START RECORDS SHOWN
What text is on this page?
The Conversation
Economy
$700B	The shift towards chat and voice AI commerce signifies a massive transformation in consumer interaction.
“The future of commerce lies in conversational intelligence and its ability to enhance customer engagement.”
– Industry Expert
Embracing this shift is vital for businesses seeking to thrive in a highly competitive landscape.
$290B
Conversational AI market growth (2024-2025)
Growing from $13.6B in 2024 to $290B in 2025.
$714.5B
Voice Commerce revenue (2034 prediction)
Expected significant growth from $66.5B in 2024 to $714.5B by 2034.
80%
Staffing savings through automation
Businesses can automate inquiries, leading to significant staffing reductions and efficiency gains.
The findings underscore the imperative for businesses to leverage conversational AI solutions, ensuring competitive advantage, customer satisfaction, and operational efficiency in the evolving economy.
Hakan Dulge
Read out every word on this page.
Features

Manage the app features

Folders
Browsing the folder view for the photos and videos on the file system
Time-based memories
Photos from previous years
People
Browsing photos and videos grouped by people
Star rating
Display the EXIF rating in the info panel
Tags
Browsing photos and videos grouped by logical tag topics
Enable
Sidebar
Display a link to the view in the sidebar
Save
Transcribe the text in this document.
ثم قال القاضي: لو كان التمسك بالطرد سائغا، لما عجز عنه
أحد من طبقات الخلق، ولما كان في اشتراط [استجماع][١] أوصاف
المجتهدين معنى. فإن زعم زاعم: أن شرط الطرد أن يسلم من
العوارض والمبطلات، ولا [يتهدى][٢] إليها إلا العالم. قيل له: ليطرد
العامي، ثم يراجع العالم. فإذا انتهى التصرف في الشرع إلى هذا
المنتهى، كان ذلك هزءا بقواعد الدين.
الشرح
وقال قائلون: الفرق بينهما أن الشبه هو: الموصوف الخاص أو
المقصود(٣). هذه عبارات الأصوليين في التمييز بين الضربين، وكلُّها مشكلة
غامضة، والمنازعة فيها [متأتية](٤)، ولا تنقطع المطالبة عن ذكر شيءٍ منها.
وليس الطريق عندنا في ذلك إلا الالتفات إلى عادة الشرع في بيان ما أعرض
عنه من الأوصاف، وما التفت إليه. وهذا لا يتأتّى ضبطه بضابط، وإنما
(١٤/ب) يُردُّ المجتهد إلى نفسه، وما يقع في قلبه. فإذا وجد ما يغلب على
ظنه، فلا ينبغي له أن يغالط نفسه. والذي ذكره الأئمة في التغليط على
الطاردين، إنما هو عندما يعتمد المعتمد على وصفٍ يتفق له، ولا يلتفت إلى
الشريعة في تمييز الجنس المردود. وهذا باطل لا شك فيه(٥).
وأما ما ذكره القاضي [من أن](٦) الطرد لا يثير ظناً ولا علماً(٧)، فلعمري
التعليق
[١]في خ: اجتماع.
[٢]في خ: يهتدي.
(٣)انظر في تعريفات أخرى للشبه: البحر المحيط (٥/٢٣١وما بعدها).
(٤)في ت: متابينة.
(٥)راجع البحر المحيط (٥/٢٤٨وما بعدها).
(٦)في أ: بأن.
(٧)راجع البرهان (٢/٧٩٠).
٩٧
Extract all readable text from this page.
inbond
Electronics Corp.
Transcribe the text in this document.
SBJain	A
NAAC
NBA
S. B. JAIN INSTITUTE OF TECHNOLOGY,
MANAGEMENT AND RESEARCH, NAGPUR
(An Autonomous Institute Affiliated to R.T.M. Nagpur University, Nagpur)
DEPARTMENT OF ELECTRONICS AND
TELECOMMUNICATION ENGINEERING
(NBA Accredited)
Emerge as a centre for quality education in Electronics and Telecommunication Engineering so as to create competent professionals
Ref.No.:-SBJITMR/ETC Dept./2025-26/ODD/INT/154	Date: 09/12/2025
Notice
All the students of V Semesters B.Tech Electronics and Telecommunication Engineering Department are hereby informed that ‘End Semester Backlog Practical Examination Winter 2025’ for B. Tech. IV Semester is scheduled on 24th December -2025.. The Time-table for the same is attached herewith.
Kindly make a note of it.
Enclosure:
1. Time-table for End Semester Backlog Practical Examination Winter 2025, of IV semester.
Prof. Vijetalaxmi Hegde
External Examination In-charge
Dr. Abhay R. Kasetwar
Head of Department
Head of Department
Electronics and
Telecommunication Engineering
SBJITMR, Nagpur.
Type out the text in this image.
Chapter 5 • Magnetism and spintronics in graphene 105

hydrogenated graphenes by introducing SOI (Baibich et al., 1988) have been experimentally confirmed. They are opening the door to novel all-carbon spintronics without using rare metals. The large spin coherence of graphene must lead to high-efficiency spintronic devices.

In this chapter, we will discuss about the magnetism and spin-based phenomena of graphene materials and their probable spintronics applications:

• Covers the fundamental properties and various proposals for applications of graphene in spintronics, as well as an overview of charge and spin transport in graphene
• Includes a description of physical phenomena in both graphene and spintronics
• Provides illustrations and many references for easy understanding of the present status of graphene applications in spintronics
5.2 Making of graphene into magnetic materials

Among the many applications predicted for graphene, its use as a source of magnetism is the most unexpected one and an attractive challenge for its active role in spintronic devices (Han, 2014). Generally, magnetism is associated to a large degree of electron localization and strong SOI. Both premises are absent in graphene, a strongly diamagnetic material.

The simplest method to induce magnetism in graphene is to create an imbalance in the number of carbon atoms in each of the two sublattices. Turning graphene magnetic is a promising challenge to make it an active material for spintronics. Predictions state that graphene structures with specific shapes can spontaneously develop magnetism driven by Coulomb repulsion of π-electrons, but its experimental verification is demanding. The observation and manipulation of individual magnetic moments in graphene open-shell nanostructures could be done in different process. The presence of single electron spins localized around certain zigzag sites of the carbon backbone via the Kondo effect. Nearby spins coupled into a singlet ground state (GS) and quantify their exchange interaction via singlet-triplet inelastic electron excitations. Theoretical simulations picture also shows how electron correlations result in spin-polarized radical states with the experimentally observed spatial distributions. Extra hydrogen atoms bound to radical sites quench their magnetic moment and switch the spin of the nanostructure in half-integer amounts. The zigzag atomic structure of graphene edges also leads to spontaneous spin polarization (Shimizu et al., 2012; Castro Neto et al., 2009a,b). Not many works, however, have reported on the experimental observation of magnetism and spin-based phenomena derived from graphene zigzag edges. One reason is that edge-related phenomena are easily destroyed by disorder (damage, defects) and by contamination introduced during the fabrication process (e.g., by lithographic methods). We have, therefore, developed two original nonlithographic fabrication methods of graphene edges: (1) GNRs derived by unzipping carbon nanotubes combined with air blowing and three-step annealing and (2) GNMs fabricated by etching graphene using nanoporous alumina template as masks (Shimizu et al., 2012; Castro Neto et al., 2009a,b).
END RECORDS SHOWN
▶ _TASK STATEMENT_: Using the listing above, show every line that includes the string "وهذا".

▶ _FULL ANSWER_:
عنه من الأوصاف، وما التفت إليه. وهذا لا يتأتّى ضبطه بضابط، وإنما
الشريعة في تمييز الجنس المردود. وهذا باطل لا شك فيه(٥).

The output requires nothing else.